──────── Exercise material
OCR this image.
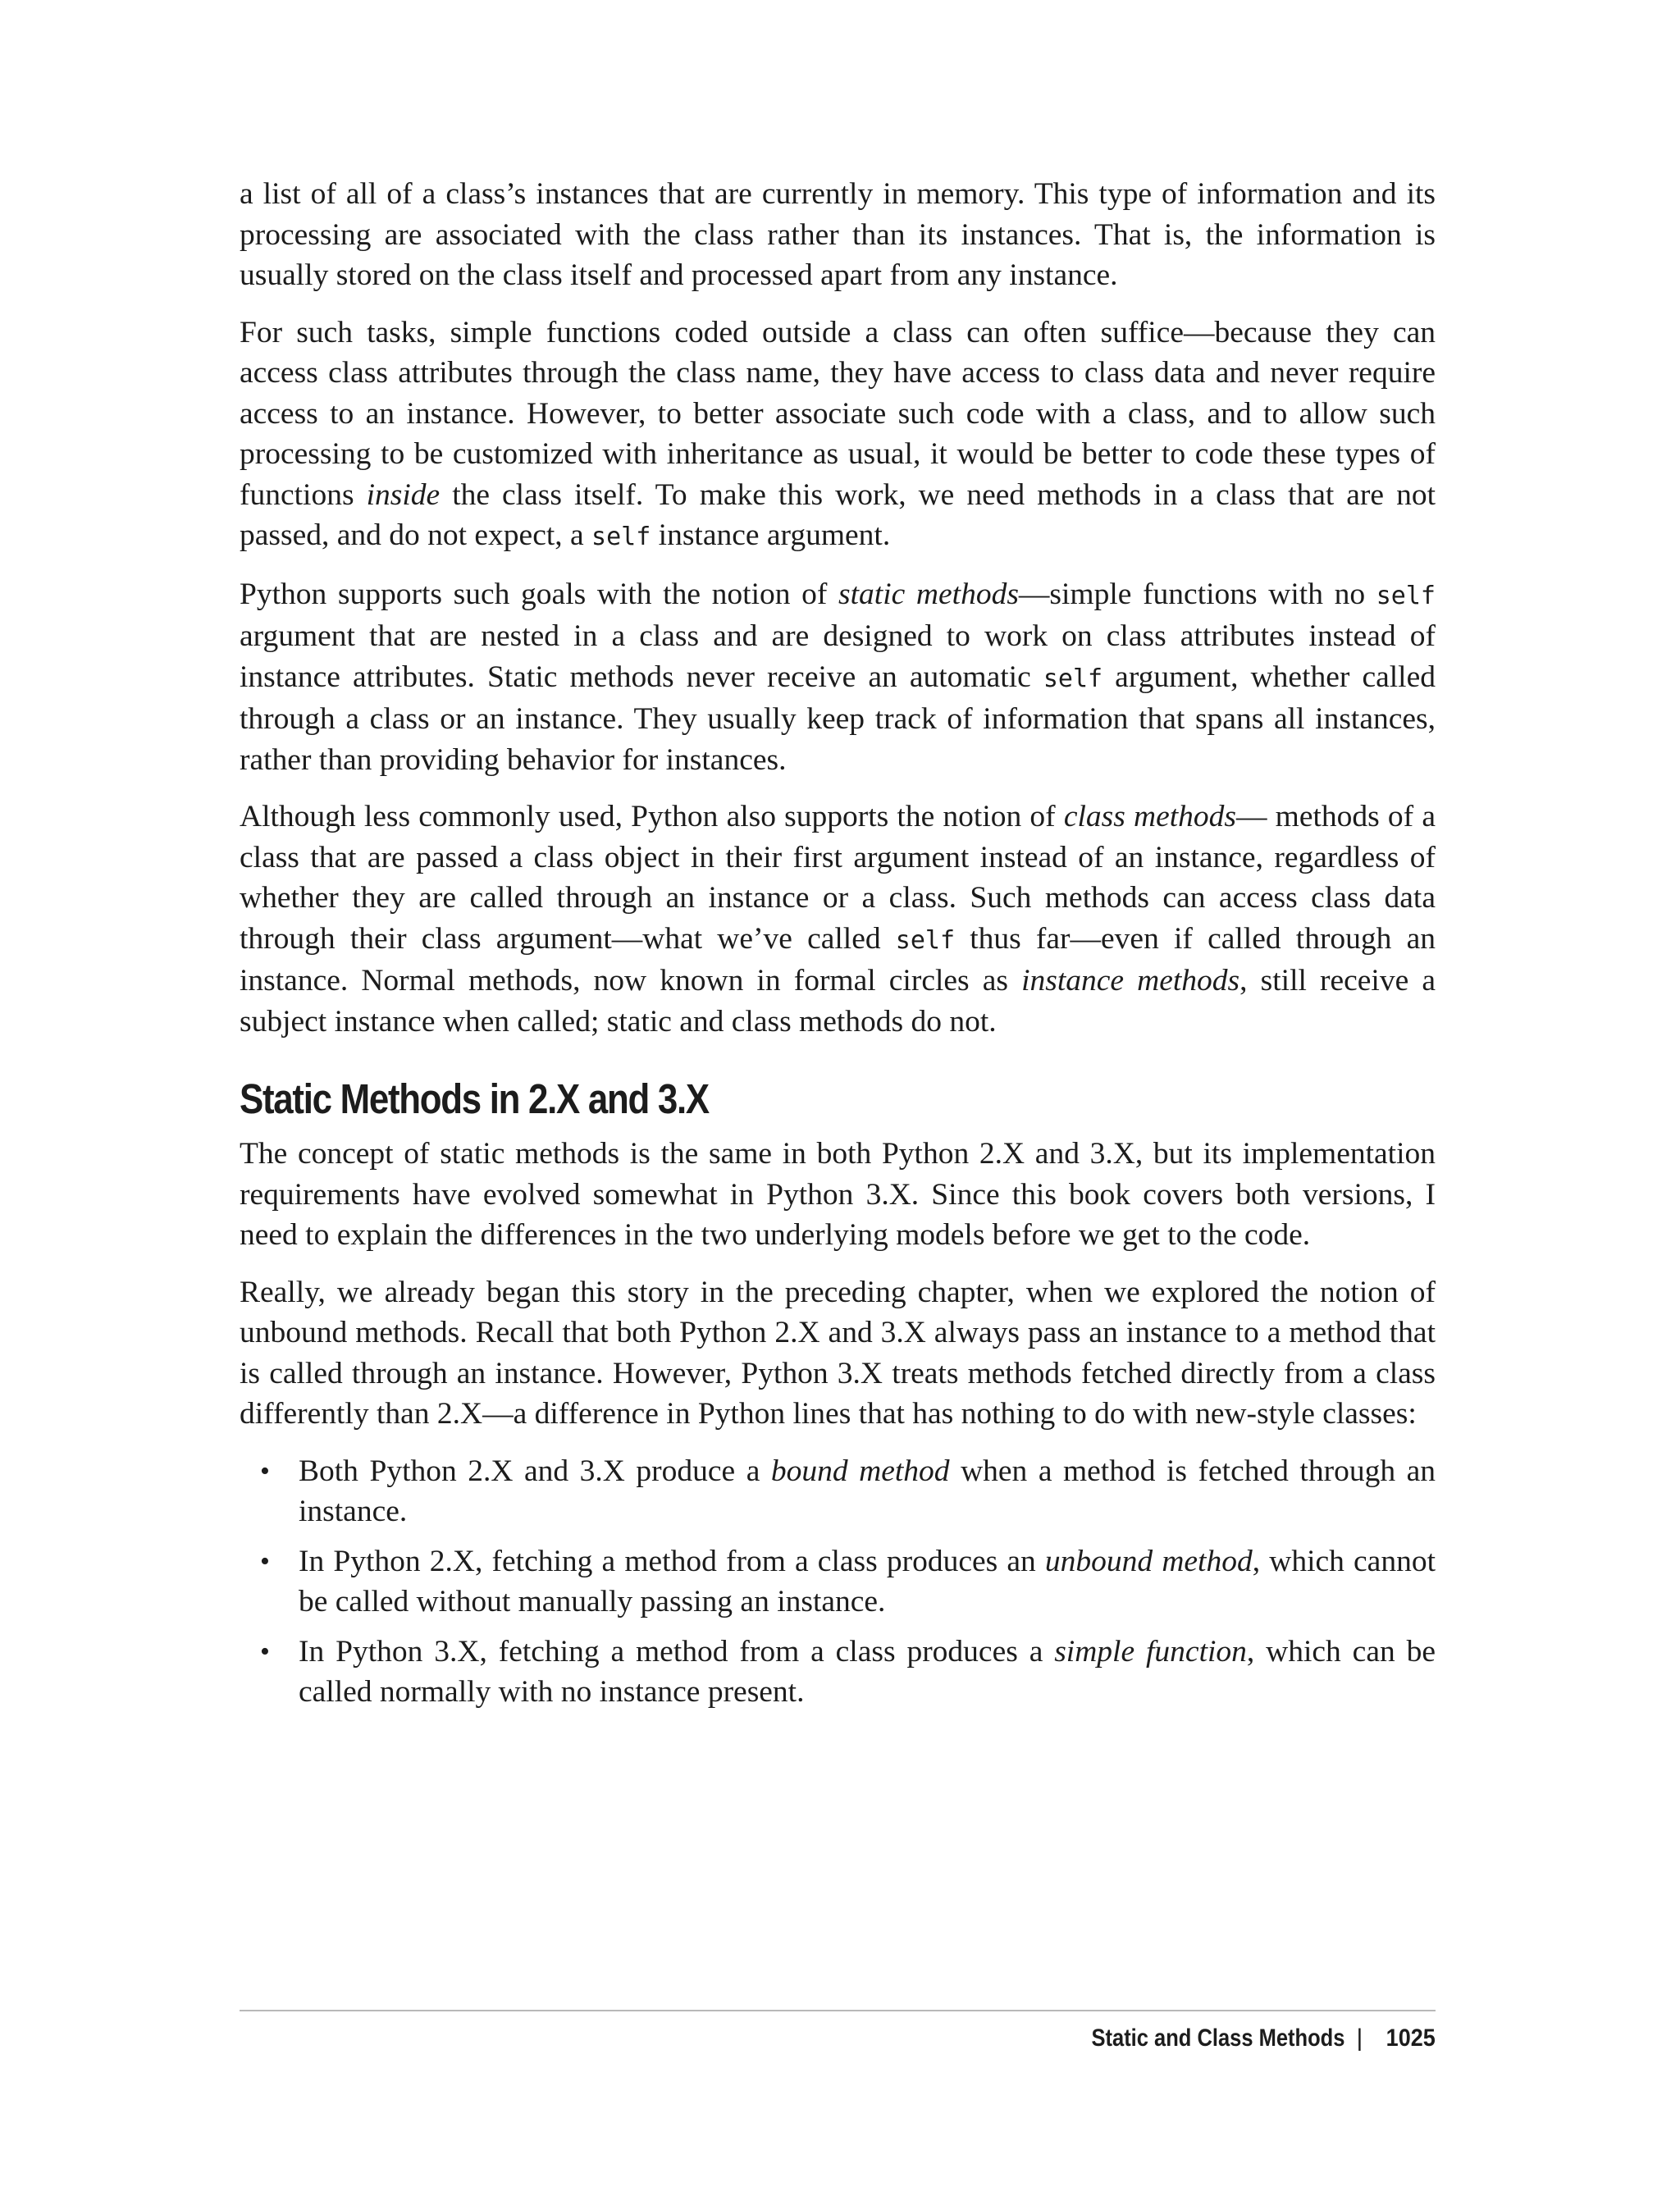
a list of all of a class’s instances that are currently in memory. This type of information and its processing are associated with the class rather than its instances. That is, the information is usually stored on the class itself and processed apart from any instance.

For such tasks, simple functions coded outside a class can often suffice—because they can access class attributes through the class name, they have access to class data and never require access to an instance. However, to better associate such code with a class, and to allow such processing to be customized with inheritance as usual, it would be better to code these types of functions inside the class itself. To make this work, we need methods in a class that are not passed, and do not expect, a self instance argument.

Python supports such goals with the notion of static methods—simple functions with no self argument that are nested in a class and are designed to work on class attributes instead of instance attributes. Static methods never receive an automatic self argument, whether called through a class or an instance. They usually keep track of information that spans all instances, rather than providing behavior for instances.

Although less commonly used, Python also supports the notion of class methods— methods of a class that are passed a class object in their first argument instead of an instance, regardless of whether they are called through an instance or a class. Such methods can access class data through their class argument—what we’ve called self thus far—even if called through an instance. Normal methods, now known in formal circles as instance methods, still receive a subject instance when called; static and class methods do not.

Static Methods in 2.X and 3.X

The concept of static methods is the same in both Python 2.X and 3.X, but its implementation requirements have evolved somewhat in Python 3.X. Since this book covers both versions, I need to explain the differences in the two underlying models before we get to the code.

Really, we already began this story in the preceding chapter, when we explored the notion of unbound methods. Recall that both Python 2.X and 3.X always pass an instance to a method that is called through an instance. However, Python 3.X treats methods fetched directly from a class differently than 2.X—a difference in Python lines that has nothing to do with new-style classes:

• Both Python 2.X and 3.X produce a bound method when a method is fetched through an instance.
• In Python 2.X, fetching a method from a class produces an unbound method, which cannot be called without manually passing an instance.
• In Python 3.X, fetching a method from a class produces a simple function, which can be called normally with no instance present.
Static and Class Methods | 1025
────────────────
──────── Exercise material
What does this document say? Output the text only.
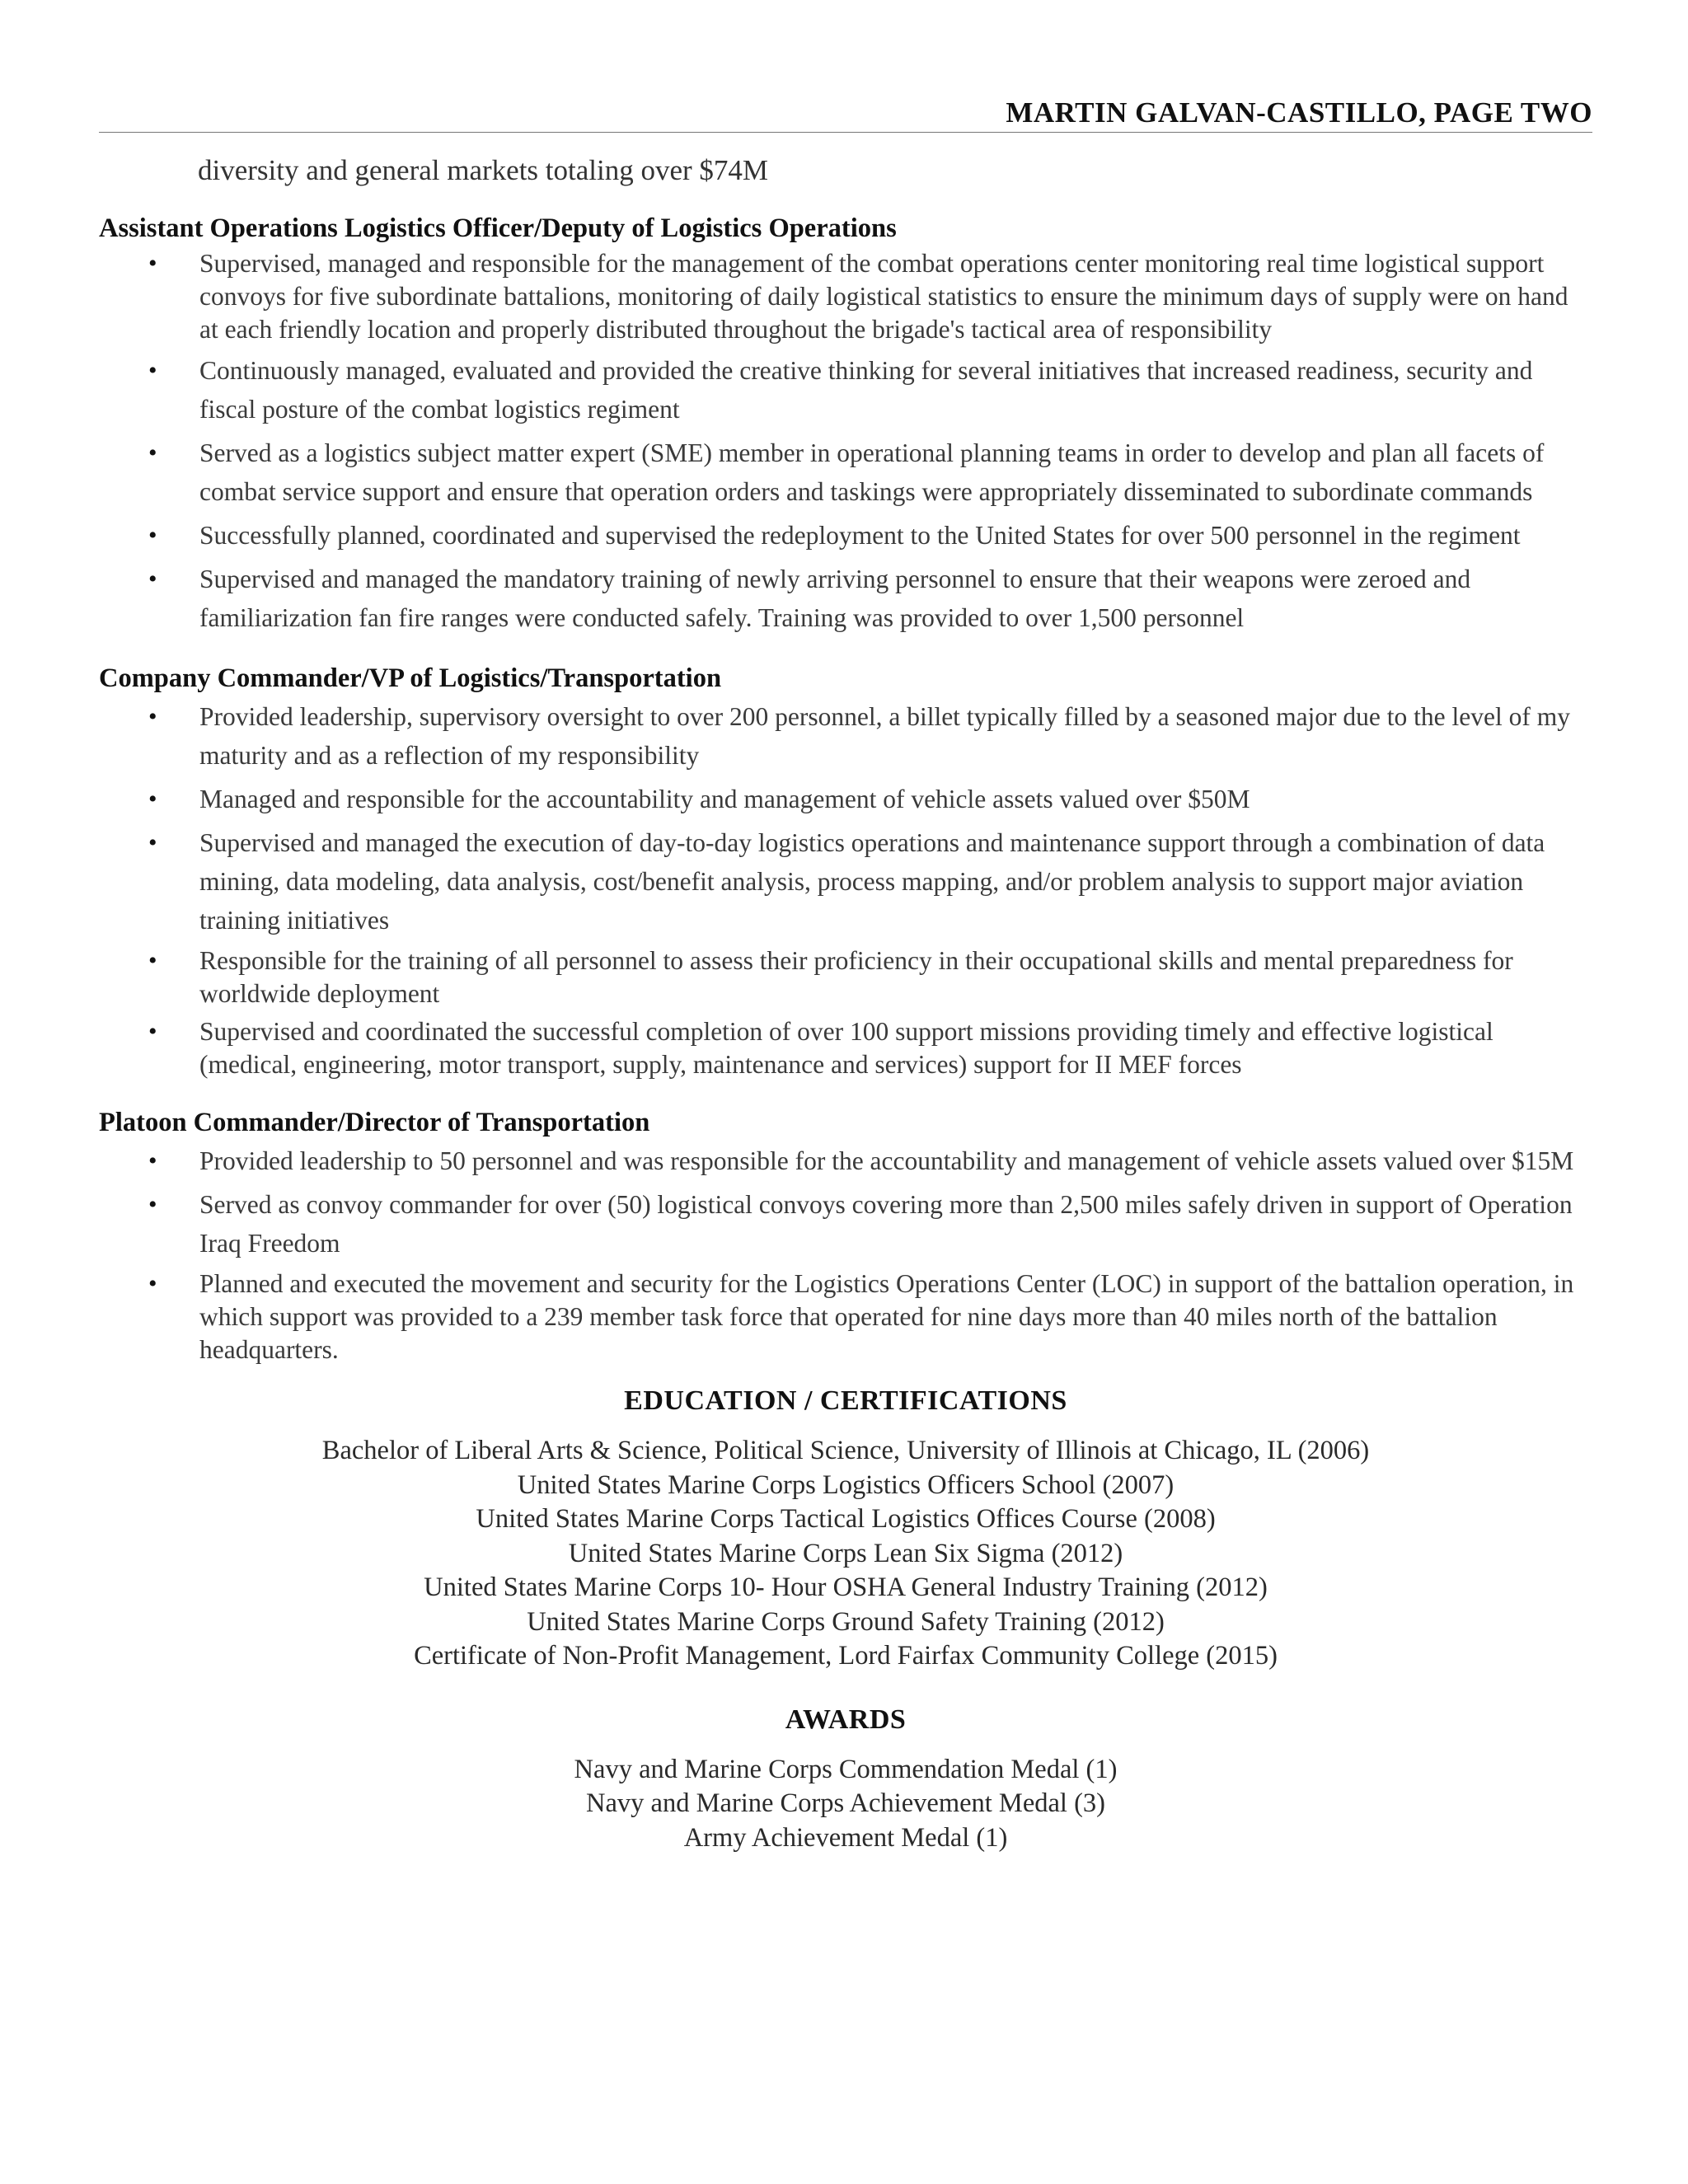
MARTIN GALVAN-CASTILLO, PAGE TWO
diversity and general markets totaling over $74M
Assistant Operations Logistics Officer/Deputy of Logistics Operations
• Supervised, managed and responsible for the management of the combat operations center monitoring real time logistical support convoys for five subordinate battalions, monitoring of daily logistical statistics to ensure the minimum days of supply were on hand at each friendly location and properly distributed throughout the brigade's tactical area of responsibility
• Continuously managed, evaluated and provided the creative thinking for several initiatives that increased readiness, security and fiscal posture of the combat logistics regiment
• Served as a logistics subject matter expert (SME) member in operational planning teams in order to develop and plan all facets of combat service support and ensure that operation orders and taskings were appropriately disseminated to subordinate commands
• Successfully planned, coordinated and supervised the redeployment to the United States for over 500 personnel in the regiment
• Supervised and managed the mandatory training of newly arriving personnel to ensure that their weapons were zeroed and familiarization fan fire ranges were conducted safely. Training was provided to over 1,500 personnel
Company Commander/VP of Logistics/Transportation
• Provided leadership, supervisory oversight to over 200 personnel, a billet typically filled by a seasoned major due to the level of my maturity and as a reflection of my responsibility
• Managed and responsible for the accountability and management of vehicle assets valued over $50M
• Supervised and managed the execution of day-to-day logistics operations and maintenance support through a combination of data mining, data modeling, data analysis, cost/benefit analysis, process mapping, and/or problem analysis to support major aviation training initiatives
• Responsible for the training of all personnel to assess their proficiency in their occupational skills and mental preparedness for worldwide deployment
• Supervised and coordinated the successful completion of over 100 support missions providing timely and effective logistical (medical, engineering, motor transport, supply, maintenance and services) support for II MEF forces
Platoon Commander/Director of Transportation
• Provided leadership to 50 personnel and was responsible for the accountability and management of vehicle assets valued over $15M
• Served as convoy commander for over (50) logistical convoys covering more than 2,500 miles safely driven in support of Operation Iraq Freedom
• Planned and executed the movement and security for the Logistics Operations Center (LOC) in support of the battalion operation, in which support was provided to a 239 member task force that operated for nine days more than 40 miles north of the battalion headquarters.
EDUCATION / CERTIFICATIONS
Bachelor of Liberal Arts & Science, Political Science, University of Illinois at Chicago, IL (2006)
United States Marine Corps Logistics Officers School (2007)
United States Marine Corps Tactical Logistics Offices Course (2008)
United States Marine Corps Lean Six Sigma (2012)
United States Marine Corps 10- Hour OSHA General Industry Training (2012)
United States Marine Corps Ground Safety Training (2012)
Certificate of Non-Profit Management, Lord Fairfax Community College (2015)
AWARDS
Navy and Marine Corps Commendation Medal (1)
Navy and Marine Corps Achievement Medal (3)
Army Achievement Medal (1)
────────────────
Written request: Whichever lines contain the string "Achievement", select and copy them.

Finished exercise:
Navy and Marine Corps Achievement Medal (3)
Army Achievement Medal (1)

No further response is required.